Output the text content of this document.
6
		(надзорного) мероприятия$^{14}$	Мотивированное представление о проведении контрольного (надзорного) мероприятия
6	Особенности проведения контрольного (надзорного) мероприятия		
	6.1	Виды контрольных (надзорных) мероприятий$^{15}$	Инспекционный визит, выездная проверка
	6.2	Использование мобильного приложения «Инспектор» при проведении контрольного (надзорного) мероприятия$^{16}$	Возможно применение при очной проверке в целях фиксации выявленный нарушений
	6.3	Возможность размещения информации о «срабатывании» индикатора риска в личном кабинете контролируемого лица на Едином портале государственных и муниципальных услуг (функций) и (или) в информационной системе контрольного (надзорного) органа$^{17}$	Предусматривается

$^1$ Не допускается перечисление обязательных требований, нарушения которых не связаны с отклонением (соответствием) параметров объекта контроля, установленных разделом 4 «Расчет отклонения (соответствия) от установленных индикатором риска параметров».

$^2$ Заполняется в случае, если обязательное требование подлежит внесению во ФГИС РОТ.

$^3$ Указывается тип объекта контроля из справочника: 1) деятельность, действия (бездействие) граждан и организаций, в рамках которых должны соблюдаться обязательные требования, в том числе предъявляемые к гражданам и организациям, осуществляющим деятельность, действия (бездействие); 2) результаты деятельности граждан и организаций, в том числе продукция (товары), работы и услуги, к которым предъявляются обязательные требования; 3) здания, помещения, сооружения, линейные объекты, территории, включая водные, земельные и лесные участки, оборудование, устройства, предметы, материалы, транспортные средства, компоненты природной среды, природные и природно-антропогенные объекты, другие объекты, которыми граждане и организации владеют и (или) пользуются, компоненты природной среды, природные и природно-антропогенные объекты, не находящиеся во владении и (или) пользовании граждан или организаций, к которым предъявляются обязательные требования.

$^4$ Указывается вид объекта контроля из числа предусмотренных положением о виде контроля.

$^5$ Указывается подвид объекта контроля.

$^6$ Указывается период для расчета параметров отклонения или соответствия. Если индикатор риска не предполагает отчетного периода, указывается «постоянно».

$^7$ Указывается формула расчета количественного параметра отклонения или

• • • • • • •

Task statement
Which lines of the data include "проведении"? Copy each of them.

Complete response
		(надзорного) мероприятия$^{14}$	Мотивированное представление о проведении контрольного (надзорного) мероприятия
	6.2	Использование мобильного приложения «Инспектор» при проведении контрольного (надзорного) мероприятия$^{16}$	Возможно применение при очной проверке в целях фиксации выявленный нарушений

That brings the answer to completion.